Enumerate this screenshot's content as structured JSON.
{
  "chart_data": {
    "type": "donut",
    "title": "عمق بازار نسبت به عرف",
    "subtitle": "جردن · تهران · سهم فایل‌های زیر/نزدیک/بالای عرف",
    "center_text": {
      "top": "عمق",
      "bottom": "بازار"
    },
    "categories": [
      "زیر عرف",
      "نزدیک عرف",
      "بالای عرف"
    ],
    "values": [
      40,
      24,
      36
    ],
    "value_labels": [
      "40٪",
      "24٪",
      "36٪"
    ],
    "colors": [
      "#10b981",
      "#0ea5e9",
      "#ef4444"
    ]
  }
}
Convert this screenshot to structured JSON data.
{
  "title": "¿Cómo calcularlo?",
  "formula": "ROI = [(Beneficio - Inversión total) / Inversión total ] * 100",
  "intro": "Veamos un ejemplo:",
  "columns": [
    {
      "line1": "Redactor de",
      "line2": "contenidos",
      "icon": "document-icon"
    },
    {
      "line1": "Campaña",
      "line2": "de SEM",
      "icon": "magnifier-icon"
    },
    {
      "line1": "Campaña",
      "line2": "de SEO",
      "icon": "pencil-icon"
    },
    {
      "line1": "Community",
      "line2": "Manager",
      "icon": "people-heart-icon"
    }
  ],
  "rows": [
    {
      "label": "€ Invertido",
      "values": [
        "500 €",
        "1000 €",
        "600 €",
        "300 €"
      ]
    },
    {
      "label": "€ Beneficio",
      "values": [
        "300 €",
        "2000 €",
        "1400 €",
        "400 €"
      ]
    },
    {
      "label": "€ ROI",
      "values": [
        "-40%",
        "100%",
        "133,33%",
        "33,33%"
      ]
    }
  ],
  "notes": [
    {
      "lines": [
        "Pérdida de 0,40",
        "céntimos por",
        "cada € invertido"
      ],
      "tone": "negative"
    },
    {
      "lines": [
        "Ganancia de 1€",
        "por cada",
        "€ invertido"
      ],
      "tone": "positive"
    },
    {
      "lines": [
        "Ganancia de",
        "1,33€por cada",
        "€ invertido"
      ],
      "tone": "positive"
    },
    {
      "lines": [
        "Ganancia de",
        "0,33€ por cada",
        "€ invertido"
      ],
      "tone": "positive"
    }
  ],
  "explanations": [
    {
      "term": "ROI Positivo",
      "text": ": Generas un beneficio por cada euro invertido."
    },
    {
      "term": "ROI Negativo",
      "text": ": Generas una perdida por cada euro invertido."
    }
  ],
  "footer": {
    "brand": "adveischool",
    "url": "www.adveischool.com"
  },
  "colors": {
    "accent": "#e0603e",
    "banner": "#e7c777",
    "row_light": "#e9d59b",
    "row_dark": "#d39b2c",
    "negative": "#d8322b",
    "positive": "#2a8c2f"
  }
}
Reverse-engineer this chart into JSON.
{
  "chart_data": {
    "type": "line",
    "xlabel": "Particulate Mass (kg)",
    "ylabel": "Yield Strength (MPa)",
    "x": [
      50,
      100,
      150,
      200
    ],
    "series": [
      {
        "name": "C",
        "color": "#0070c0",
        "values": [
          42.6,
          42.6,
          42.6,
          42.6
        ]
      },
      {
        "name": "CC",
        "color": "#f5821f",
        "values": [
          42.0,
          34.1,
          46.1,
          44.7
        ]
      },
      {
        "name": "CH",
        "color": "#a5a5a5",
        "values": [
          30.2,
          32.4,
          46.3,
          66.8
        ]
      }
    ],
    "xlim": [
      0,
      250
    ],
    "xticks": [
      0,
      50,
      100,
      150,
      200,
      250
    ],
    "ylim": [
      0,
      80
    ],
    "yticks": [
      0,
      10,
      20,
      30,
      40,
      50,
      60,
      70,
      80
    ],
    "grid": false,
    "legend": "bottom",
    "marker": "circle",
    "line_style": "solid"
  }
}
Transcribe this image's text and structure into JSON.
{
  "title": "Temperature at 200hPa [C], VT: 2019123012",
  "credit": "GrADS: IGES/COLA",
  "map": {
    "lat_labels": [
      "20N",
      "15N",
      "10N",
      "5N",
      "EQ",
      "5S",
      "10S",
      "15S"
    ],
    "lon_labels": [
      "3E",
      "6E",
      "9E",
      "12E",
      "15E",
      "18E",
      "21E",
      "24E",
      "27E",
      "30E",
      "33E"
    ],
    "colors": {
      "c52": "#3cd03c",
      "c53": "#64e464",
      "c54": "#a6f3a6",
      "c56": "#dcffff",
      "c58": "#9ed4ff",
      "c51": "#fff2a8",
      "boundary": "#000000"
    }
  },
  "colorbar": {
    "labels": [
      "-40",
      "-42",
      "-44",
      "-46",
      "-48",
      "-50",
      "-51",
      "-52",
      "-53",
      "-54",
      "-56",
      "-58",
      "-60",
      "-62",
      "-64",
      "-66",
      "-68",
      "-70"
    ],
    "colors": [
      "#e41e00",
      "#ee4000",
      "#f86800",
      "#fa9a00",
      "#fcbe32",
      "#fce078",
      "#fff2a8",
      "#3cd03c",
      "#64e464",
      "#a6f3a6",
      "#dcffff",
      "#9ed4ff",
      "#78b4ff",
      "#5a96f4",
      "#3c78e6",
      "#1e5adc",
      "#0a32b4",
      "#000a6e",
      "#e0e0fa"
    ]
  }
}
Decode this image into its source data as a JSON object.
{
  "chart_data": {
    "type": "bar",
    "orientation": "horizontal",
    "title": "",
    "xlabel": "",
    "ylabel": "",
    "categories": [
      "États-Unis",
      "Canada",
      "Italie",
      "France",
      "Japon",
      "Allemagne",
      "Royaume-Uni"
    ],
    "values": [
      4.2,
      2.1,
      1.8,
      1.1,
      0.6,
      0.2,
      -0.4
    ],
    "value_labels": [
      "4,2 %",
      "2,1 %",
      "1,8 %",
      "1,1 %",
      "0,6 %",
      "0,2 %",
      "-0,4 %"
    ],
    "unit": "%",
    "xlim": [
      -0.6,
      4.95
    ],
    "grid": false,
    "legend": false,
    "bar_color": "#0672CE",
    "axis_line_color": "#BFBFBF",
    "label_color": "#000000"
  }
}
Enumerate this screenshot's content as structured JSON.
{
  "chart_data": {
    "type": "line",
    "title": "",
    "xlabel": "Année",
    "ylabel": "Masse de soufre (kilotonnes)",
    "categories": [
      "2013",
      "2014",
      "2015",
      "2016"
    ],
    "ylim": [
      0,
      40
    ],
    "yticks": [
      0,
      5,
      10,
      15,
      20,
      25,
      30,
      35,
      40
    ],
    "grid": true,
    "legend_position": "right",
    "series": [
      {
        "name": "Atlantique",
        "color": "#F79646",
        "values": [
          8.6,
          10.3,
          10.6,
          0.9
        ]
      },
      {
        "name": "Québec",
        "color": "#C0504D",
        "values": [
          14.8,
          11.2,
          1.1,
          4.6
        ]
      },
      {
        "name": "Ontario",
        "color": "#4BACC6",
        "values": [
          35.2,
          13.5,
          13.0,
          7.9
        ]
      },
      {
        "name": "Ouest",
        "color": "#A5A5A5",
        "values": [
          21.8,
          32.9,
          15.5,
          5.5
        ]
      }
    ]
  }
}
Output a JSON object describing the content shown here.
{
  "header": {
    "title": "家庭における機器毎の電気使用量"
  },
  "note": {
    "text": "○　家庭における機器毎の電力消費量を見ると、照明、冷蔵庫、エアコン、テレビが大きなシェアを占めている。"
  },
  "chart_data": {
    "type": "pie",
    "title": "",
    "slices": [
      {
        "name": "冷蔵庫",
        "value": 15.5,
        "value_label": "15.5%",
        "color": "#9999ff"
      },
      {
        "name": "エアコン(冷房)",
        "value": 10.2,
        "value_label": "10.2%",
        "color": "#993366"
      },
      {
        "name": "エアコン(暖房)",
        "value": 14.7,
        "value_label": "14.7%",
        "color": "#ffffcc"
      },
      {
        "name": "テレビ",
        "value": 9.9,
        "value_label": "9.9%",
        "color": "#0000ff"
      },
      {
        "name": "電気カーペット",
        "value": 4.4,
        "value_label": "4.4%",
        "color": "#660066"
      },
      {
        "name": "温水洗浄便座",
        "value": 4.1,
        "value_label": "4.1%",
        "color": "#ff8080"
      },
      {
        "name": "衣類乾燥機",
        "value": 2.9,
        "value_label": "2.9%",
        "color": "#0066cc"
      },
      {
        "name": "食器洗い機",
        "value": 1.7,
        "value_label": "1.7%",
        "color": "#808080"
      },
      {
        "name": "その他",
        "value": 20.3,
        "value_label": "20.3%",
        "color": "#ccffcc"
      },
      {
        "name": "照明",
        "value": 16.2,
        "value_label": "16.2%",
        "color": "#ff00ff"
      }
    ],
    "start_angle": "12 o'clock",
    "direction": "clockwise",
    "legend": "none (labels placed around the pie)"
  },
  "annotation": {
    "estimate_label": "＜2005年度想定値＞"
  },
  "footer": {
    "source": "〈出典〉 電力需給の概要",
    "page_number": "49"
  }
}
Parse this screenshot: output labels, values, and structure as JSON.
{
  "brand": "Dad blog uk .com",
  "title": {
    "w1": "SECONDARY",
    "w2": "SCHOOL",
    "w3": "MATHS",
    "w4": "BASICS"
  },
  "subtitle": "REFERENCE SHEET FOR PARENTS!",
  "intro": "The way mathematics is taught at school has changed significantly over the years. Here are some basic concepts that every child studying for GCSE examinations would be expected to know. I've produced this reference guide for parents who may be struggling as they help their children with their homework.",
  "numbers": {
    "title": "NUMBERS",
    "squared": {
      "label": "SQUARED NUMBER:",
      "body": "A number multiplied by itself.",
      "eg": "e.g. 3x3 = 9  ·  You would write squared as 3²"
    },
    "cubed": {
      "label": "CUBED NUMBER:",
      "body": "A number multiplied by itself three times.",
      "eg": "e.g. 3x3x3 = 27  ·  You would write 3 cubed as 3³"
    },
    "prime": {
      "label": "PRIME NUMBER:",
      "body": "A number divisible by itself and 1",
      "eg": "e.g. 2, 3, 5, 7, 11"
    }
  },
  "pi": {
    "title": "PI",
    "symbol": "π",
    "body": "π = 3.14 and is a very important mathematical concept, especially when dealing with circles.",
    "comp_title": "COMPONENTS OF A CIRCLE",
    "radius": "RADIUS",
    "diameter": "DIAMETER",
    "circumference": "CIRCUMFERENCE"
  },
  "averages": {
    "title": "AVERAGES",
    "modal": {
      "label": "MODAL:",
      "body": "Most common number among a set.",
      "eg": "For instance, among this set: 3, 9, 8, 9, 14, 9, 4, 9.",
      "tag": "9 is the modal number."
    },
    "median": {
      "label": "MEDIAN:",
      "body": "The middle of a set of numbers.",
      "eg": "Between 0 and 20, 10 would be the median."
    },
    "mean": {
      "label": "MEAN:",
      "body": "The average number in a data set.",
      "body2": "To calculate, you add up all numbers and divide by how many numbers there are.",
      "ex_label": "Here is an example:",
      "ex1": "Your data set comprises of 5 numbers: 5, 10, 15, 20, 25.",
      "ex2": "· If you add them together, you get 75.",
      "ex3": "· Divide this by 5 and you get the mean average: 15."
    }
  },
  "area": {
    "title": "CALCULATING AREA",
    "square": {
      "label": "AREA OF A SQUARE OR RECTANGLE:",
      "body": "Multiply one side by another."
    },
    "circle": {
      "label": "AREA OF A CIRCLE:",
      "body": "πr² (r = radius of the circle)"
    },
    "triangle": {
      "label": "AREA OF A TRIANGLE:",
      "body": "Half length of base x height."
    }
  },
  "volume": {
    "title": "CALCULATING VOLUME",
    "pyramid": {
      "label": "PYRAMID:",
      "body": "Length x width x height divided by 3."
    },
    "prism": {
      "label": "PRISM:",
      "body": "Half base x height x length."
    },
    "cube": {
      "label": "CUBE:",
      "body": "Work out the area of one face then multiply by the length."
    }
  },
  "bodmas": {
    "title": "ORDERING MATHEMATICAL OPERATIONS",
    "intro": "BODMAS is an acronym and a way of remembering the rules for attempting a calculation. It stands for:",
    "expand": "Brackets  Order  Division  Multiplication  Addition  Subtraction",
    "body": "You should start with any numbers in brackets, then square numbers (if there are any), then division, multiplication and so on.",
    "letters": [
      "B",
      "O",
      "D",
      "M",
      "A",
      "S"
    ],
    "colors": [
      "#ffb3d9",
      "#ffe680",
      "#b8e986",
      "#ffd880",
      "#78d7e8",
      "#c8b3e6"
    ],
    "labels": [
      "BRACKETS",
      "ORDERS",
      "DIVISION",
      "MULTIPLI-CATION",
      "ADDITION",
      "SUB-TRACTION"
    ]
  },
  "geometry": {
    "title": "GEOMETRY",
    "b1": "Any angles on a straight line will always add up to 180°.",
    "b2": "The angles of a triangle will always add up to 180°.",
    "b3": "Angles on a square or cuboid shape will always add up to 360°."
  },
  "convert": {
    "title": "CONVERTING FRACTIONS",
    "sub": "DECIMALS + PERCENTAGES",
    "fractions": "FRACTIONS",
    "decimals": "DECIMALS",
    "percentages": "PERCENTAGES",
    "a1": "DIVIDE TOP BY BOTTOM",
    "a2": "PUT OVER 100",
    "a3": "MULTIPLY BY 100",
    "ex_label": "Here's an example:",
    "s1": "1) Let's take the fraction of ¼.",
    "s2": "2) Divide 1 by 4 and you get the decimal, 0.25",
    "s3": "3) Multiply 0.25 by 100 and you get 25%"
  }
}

+++++

EXERCISE TASK: Give solely the number of lines in the data that contain the string "subtitle".

TASK ANSWER: 2